Task details: Set down each line of the data below exactly as it stands, dropping the pictures.

--- Start of Raw data ---

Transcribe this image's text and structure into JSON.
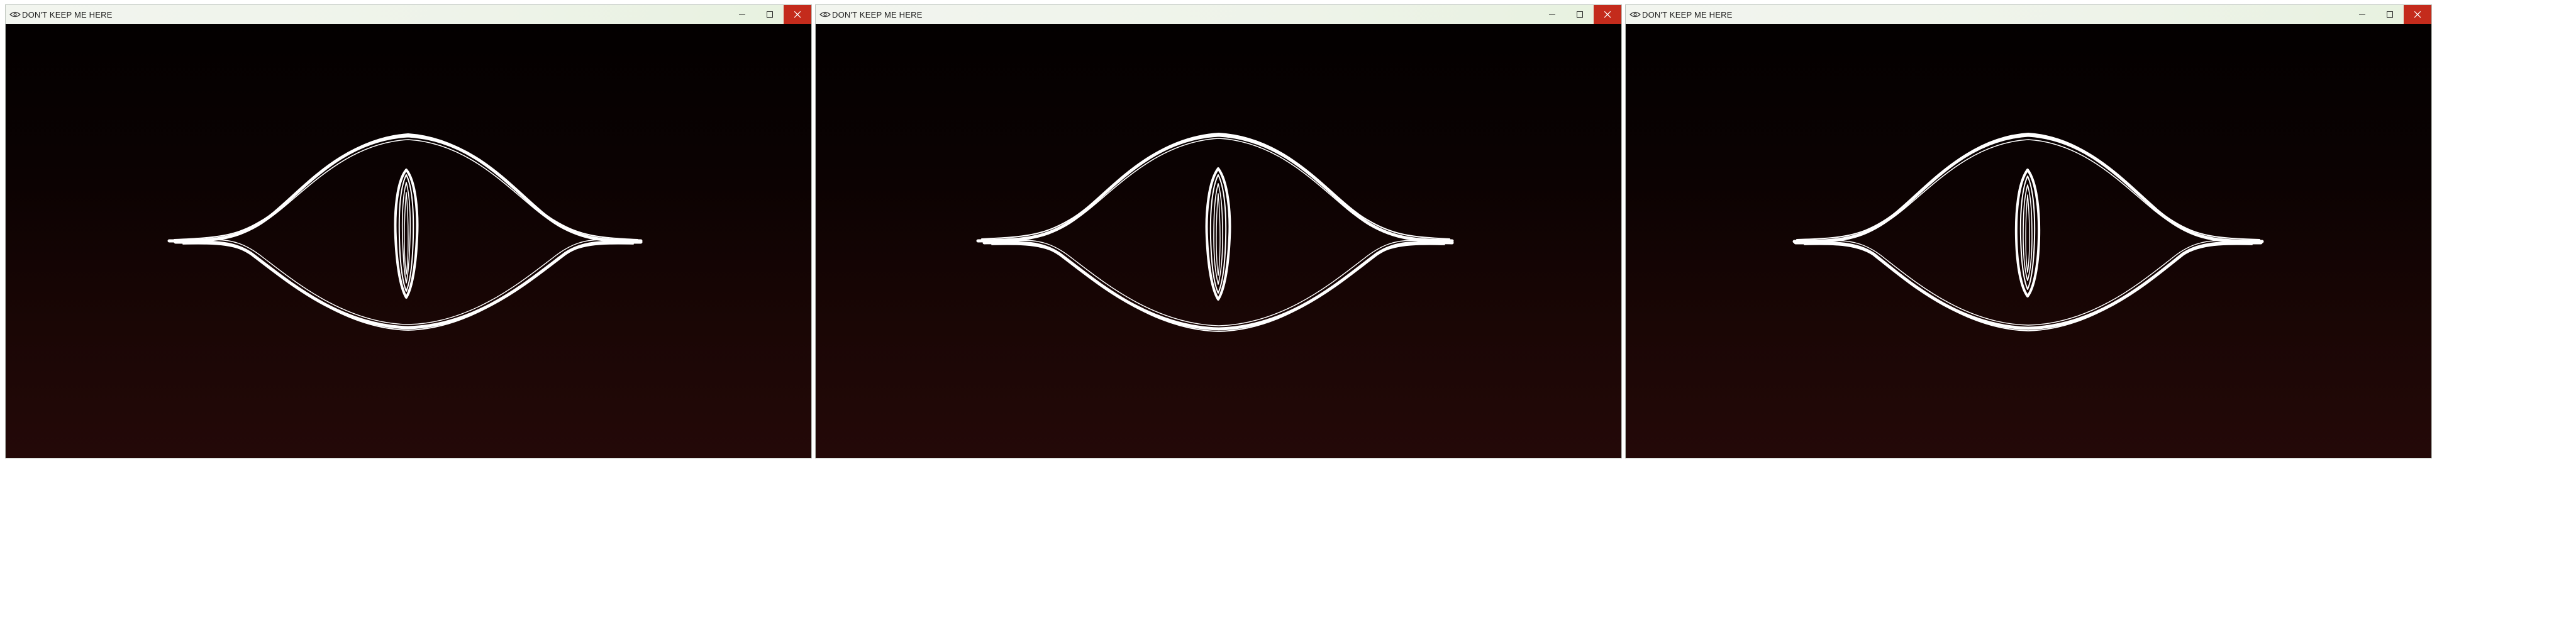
{
  "windows": [
    {
      "title": "DON'T KEEP ME HERE",
      "icon": "eye-icon",
      "controls": [
        "minimize",
        "maximize",
        "close"
      ],
      "close_color": "#c42b1c"
    },
    {
      "title": "DON'T KEEP ME HERE",
      "icon": "eye-icon",
      "controls": [
        "minimize",
        "maximize",
        "close"
      ],
      "close_color": "#c42b1c"
    },
    {
      "title": "DON'T KEEP ME HERE",
      "icon": "eye-icon",
      "controls": [
        "minimize",
        "maximize",
        "close"
      ],
      "close_color": "#c42b1c"
    }
  ],
  "content": {
    "artwork": "sketched-eye-icon",
    "stroke_color": "#ffffff",
    "background_top": "#030000",
    "background_bottom": "#240908"
  }
}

--- End of Raw data ---

The completed task:
Transcribe this image's text and structure into JSON.
{
  "windows": [
    {
      "title": "DON'T KEEP ME HERE",
      "icon": "eye-icon",
      "controls": [
        "minimize",
        "maximize",
        "close"
      ],
      "close_color": "#c42b1c"
    },
    {
      "title": "DON'T KEEP ME HERE",
      "icon": "eye-icon",
      "controls": [
        "minimize",
        "maximize",
        "close"
      ],
      "close_color": "#c42b1c"
    },
    {
      "title": "DON'T KEEP ME HERE",
      "icon": "eye-icon",
      "controls": [
        "minimize",
        "maximize",
        "close"
      ],
      "close_color": "#c42b1c"
    }
  ],
  "content": {
    "artwork": "sketched-eye-icon",
    "stroke_color": "#ffffff",
    "background_top": "#030000",
    "background_bottom": "#240908"
  }
}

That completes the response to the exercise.